- **Task data**

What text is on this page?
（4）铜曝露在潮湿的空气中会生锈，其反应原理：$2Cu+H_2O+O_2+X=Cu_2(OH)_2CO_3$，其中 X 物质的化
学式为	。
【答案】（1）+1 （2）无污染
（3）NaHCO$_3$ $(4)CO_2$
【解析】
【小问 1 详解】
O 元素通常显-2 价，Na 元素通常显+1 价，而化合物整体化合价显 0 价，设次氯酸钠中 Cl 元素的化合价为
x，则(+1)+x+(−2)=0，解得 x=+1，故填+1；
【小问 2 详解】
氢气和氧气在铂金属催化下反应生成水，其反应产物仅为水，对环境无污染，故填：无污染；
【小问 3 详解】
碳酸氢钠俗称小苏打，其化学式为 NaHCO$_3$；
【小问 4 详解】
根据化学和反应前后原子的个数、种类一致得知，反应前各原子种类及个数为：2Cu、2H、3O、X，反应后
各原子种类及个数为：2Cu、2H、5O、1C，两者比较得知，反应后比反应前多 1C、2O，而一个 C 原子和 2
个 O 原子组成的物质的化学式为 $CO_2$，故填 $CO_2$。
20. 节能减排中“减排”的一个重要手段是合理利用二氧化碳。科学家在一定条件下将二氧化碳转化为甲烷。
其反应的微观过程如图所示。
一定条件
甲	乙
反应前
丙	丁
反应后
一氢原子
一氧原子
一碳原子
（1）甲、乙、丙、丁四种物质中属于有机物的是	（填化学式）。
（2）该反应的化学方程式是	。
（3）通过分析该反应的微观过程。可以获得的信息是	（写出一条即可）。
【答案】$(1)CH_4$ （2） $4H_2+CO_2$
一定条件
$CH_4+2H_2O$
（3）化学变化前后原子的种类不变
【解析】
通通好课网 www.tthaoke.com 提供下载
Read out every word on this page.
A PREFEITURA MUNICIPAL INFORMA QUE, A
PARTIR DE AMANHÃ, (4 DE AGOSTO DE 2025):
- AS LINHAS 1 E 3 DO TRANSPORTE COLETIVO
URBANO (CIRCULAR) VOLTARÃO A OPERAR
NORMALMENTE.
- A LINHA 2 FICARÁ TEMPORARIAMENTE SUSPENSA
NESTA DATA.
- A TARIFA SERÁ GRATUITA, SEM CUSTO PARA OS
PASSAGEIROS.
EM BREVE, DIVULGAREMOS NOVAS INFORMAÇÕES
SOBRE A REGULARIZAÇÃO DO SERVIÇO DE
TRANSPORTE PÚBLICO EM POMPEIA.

- **Written exercise**
Output the complete data exactly as written.

- **Right answer**
What text is on this page?
（4）铜曝露在潮湿的空气中会生锈，其反应原理：$2Cu+H_2O+O_2+X=Cu_2(OH)_2CO_3$，其中 X 物质的化
学式为	。
【答案】（1）+1 （2）无污染
（3）NaHCO$_3$ $(4)CO_2$
【解析】
【小问 1 详解】
O 元素通常显-2 价，Na 元素通常显+1 价，而化合物整体化合价显 0 价，设次氯酸钠中 Cl 元素的化合价为
x，则(+1)+x+(−2)=0，解得 x=+1，故填+1；
【小问 2 详解】
氢气和氧气在铂金属催化下反应生成水，其反应产物仅为水，对环境无污染，故填：无污染；
【小问 3 详解】
碳酸氢钠俗称小苏打，其化学式为 NaHCO$_3$；
【小问 4 详解】
根据化学和反应前后原子的个数、种类一致得知，反应前各原子种类及个数为：2Cu、2H、3O、X，反应后
各原子种类及个数为：2Cu、2H、5O、1C，两者比较得知，反应后比反应前多 1C、2O，而一个 C 原子和 2
个 O 原子组成的物质的化学式为 $CO_2$，故填 $CO_2$。
20. 节能减排中“减排”的一个重要手段是合理利用二氧化碳。科学家在一定条件下将二氧化碳转化为甲烷。
其反应的微观过程如图所示。
一定条件
甲	乙
反应前
丙	丁
反应后
一氢原子
一氧原子
一碳原子
（1）甲、乙、丙、丁四种物质中属于有机物的是	（填化学式）。
（2）该反应的化学方程式是	。
（3）通过分析该反应的微观过程。可以获得的信息是	（写出一条即可）。
【答案】$(1)CH_4$ （2） $4H_2+CO_2$
一定条件
$CH_4+2H_2O$
（3）化学变化前后原子的种类不变
【解析】
通通好课网 www.tthaoke.com 提供下载
Read out every word on this page.
A PREFEITURA MUNICIPAL INFORMA QUE, A
PARTIR DE AMANHÃ, (4 DE AGOSTO DE 2025):
- AS LINHAS 1 E 3 DO TRANSPORTE COLETIVO
URBANO (CIRCULAR) VOLTARÃO A OPERAR
NORMALMENTE.
- A LINHA 2 FICARÁ TEMPORARIAMENTE SUSPENSA
NESTA DATA.
- A TARIFA SERÁ GRATUITA, SEM CUSTO PARA OS
PASSAGEIROS.
EM BREVE, DIVULGAREMOS NOVAS INFORMAÇÕES
SOBRE A REGULARIZAÇÃO DO SERVIÇO DE
TRANSPORTE PÚBLICO EM POMPEIA.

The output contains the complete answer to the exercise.